Job
Reproduce every record exactly as it appears, but not the pictures.

------ Exercise inputs ------

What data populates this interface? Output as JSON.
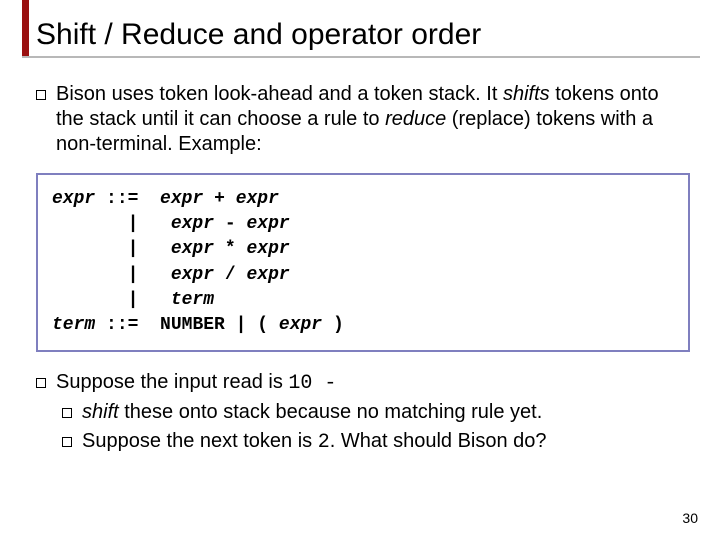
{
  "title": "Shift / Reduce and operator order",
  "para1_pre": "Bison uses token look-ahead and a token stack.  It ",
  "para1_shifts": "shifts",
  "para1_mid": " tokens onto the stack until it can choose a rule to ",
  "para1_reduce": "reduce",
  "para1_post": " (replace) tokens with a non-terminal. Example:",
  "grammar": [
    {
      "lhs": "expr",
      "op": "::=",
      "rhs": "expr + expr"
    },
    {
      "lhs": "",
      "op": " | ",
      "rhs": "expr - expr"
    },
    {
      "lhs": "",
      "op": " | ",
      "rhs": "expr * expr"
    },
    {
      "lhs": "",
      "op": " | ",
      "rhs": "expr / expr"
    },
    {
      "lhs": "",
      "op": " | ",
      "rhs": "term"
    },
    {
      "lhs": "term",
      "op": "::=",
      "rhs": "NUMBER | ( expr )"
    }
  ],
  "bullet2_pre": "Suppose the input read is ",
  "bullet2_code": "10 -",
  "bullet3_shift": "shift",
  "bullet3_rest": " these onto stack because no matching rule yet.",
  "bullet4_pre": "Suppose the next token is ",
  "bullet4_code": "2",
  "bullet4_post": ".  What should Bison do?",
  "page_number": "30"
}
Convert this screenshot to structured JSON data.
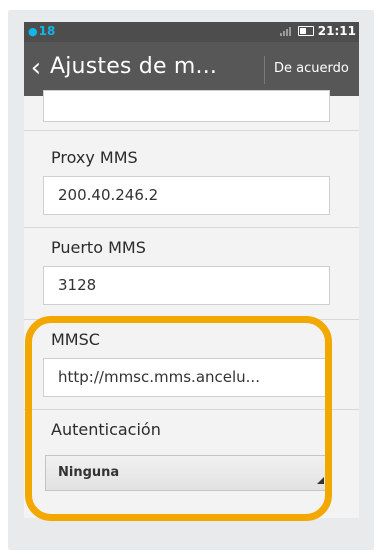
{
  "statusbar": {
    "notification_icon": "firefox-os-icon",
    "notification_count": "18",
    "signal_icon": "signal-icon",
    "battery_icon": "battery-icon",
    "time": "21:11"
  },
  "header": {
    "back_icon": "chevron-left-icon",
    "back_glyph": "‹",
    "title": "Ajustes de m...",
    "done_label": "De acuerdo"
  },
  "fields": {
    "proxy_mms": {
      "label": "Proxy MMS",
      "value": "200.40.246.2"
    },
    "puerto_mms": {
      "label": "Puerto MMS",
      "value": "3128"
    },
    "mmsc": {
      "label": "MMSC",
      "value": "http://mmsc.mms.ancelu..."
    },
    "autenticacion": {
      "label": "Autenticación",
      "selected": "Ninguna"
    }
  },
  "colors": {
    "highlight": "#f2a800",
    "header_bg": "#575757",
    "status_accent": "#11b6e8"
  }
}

------

Task result
What data populates this interface? Output as JSON.
{
  "title": "Shift / Reduce and operator order",
  "para1_pre": "Bison uses token look-ahead and a token stack.  It ",
  "para1_shifts": "shifts",
  "para1_mid": " tokens onto the stack until it can choose a rule to ",
  "para1_reduce": "reduce",
  "para1_post": " (replace) tokens with a non-terminal. Example:",
  "grammar": [
    {
      "lhs": "expr",
      "op": "::=",
      "rhs": "expr + expr"
    },
    {
      "lhs": "",
      "op": " | ",
      "rhs": "expr - expr"
    },
    {
      "lhs": "",
      "op": " | ",
      "rhs": "expr * expr"
    },
    {
      "lhs": "",
      "op": " | ",
      "rhs": "expr / expr"
    },
    {
      "lhs": "",
      "op": " | ",
      "rhs": "term"
    },
    {
      "lhs": "term",
      "op": "::=",
      "rhs": "NUMBER | ( expr )"
    }
  ],
  "bullet2_pre": "Suppose the input read is ",
  "bullet2_code": "10 -",
  "bullet3_shift": "shift",
  "bullet3_rest": " these onto stack because no matching rule yet.",
  "bullet4_pre": "Suppose the next token is ",
  "bullet4_code": "2",
  "bullet4_post": ".  What should Bison do?",
  "page_number": "30"
}
Convert this screenshot to structured JSON data.
{
  "statusbar": {
    "notification_icon": "firefox-os-icon",
    "notification_count": "18",
    "signal_icon": "signal-icon",
    "battery_icon": "battery-icon",
    "time": "21:11"
  },
  "header": {
    "back_icon": "chevron-left-icon",
    "back_glyph": "‹",
    "title": "Ajustes de m...",
    "done_label": "De acuerdo"
  },
  "fields": {
    "proxy_mms": {
      "label": "Proxy MMS",
      "value": "200.40.246.2"
    },
    "puerto_mms": {
      "label": "Puerto MMS",
      "value": "3128"
    },
    "mmsc": {
      "label": "MMSC",
      "value": "http://mmsc.mms.ancelu..."
    },
    "autenticacion": {
      "label": "Autenticación",
      "selected": "Ninguna"
    }
  },
  "colors": {
    "highlight": "#f2a800",
    "header_bg": "#575757",
    "status_accent": "#11b6e8"
  }
}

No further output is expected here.